- _Goal_
Lines containing the word "wall" are to be located and copied.

- _Records_
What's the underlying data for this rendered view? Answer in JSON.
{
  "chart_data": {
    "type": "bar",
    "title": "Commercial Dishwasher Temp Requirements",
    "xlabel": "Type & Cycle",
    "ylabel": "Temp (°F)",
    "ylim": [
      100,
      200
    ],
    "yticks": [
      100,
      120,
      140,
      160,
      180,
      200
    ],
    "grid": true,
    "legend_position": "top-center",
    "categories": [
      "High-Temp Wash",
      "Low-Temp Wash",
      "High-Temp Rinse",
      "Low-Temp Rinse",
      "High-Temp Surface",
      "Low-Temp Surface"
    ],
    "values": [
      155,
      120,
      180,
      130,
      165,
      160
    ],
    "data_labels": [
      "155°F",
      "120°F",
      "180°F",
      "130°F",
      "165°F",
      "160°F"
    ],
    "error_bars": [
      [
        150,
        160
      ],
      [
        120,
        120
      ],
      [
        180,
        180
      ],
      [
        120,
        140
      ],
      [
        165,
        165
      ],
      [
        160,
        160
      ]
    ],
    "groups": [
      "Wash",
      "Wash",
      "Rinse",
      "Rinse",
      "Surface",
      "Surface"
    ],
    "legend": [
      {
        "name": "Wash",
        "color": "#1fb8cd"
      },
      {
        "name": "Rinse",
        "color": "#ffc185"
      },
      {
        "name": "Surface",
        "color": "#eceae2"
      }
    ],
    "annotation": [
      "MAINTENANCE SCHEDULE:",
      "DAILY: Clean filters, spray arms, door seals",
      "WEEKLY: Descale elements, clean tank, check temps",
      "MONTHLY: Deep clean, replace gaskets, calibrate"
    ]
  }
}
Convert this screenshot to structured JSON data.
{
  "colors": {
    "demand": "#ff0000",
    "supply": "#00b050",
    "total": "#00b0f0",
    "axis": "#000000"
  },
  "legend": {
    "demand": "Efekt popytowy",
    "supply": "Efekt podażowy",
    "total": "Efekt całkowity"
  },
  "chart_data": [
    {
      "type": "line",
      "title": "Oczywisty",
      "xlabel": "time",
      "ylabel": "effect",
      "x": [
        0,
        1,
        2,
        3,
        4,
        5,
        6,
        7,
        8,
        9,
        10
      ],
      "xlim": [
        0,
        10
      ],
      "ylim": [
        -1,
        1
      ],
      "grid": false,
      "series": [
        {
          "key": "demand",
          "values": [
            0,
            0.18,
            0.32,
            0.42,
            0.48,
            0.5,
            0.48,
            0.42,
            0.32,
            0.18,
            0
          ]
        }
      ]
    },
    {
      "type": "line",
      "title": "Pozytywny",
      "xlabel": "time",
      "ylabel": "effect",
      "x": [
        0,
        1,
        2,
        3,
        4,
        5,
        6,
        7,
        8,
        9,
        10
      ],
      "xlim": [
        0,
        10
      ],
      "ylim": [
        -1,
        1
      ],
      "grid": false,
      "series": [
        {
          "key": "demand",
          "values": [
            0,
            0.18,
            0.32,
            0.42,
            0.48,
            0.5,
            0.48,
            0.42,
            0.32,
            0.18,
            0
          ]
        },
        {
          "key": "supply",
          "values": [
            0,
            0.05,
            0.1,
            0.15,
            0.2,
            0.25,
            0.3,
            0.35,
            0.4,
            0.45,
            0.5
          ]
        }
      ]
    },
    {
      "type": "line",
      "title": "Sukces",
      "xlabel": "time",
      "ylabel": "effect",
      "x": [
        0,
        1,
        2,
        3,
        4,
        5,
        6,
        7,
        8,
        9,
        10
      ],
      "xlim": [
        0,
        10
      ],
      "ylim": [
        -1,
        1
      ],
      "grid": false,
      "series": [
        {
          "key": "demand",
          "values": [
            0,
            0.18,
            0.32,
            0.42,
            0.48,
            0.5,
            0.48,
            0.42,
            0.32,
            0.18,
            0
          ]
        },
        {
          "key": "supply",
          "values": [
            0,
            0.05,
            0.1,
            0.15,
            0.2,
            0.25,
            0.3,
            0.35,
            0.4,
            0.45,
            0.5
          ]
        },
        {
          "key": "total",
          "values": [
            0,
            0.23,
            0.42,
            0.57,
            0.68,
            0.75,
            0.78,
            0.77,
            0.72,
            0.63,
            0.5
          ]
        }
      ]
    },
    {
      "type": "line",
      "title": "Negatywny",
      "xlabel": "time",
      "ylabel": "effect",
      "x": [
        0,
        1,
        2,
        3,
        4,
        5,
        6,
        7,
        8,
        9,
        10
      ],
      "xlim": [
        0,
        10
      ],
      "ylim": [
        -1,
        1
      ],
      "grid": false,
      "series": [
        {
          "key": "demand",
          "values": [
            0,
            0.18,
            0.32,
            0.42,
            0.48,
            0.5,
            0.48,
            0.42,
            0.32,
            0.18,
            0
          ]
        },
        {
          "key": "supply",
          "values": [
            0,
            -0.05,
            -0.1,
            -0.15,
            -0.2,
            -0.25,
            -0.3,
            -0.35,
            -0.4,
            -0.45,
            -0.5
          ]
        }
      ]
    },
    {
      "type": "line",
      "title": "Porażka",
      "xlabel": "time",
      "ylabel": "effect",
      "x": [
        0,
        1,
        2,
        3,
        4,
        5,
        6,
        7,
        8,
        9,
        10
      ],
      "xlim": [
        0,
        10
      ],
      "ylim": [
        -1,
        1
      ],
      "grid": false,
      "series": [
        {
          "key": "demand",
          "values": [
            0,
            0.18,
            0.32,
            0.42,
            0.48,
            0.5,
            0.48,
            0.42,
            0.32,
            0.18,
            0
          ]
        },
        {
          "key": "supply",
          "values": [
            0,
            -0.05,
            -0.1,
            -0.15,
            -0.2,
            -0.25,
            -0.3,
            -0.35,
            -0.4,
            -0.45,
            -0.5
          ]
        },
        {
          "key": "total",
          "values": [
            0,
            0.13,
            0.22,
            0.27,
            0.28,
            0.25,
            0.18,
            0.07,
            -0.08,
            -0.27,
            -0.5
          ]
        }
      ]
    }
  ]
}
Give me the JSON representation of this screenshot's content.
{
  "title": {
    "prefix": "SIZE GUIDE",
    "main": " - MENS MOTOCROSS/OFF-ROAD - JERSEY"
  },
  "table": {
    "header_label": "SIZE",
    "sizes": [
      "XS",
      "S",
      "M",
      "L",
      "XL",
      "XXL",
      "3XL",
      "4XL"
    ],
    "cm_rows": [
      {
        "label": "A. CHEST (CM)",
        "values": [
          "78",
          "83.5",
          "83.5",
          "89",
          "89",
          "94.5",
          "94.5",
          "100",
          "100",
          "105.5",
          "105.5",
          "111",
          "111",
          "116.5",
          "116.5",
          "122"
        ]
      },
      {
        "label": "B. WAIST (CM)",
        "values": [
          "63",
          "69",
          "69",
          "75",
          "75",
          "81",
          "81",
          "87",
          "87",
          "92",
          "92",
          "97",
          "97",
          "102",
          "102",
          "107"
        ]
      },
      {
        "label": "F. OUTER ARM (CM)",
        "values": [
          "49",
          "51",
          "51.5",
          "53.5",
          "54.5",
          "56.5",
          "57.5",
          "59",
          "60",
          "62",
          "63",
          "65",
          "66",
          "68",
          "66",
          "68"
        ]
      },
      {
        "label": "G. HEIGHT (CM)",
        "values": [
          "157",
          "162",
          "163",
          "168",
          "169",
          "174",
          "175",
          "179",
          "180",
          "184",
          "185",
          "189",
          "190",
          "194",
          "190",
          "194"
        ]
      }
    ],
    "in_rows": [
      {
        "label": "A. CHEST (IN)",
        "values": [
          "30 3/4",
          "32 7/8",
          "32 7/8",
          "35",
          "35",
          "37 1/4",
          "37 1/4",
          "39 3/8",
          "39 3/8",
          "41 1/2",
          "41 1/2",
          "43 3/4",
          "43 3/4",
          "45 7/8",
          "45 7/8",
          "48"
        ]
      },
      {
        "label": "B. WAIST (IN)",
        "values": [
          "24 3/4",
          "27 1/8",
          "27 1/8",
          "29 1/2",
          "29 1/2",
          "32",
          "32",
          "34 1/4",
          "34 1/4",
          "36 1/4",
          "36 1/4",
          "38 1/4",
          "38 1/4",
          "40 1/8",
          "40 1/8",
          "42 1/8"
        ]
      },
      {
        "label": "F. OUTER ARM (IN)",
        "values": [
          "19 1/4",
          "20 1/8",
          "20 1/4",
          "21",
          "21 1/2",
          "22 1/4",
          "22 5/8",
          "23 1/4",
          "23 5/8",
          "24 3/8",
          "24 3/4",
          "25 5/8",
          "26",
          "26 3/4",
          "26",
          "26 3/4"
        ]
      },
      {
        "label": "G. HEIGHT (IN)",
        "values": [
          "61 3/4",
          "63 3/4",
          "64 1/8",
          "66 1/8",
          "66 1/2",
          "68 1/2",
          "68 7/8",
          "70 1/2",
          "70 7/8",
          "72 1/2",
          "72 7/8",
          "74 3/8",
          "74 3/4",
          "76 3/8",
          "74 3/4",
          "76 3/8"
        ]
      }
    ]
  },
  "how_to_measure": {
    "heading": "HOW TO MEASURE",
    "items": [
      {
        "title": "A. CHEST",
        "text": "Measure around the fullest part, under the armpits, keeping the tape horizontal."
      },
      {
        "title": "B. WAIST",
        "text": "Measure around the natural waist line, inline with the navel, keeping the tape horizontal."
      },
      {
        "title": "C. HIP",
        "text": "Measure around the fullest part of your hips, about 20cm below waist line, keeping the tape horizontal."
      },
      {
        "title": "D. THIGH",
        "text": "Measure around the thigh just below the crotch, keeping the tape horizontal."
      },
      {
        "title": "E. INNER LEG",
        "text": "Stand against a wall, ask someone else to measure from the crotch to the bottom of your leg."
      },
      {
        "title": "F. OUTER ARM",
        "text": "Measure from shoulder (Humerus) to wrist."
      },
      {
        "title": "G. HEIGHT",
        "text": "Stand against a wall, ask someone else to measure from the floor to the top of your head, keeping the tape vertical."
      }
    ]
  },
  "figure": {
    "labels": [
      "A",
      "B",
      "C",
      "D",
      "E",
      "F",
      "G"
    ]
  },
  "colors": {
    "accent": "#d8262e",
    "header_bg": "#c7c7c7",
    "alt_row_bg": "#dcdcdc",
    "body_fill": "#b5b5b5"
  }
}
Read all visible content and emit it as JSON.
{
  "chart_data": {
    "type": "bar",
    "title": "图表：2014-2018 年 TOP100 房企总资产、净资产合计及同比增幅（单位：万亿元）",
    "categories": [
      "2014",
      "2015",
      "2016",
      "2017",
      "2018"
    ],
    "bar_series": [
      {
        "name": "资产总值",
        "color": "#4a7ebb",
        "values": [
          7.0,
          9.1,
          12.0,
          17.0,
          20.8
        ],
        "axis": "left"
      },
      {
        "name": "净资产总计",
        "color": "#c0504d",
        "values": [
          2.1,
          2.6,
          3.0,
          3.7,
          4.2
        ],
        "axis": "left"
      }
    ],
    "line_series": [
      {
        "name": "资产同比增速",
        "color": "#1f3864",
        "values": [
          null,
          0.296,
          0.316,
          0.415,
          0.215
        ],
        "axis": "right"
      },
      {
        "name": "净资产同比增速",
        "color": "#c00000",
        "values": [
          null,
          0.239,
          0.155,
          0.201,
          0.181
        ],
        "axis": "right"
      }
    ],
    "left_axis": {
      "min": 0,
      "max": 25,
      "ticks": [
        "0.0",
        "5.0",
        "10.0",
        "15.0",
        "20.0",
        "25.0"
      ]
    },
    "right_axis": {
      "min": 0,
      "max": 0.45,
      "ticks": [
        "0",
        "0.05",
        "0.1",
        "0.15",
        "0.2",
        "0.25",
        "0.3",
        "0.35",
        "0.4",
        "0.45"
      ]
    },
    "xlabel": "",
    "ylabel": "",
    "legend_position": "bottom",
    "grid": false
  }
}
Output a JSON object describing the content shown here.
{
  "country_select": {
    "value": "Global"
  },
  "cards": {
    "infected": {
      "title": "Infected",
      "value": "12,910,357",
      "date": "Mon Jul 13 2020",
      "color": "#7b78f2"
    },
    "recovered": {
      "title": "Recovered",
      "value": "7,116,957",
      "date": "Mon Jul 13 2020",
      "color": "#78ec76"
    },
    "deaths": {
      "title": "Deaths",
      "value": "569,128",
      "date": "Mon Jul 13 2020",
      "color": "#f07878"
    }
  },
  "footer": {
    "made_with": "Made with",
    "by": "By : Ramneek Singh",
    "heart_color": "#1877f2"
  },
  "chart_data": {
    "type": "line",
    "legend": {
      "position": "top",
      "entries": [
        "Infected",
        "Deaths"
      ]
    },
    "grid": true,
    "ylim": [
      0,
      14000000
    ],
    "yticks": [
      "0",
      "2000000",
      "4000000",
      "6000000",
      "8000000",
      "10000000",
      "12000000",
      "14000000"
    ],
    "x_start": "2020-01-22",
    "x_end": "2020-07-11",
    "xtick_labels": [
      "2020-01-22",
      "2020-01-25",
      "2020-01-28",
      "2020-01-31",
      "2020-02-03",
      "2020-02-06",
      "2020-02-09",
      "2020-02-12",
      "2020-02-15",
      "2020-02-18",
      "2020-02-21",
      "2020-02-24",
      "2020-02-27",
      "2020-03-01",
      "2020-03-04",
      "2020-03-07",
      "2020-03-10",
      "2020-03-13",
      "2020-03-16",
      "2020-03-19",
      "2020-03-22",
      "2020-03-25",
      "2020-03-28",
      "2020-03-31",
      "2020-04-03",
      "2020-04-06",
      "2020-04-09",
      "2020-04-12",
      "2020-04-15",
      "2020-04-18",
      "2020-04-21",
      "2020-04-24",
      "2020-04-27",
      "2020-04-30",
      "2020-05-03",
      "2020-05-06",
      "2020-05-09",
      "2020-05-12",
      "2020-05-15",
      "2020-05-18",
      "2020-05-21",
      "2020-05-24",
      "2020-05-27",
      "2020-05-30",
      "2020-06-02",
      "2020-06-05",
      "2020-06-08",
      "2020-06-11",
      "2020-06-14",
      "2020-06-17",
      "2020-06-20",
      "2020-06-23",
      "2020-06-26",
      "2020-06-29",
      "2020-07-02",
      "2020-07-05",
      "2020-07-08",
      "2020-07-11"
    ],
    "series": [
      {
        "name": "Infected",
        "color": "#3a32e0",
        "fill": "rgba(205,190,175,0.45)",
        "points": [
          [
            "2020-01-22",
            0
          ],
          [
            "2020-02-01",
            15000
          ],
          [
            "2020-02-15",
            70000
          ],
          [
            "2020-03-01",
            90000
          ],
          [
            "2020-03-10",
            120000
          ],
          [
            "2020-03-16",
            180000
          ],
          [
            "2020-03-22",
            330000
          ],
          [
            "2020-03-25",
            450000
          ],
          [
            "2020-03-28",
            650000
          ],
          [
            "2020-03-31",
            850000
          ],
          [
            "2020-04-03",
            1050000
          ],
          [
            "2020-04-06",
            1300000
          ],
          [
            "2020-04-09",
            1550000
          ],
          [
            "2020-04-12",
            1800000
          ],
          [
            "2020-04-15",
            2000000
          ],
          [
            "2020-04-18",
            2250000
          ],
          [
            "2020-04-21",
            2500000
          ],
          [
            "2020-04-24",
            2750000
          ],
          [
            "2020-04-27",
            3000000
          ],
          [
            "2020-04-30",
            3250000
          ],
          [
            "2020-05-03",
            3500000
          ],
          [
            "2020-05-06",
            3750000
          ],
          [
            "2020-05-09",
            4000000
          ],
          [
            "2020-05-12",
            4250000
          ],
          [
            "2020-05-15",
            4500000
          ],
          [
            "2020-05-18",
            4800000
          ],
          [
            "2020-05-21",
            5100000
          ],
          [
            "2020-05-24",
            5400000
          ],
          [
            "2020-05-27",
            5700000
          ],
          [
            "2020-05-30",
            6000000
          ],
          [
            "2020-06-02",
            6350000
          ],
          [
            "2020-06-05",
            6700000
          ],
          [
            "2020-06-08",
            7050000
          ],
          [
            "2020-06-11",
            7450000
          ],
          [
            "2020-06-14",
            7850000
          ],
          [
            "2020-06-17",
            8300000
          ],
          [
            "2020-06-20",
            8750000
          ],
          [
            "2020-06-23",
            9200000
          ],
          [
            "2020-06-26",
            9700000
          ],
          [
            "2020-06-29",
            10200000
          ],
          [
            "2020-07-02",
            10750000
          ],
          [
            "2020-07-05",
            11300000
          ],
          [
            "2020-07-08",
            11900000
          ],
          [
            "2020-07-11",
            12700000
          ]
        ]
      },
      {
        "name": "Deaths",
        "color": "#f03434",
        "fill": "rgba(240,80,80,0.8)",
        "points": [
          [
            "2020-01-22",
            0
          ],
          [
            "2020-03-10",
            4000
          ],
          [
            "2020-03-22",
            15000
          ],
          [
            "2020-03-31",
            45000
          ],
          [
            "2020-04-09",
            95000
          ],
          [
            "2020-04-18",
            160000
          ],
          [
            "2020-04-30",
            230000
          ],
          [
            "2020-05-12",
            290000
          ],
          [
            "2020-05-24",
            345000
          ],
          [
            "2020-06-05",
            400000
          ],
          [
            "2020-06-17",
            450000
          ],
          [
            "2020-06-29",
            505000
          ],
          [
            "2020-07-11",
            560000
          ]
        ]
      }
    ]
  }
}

- _Solution below_
        "text": "Stand against a wall, ask someone else to measure from the crotch to the bottom of your leg."
        "text": "Stand against a wall, ask someone else to measure from the floor to the top of your head, keeping the tape vertical."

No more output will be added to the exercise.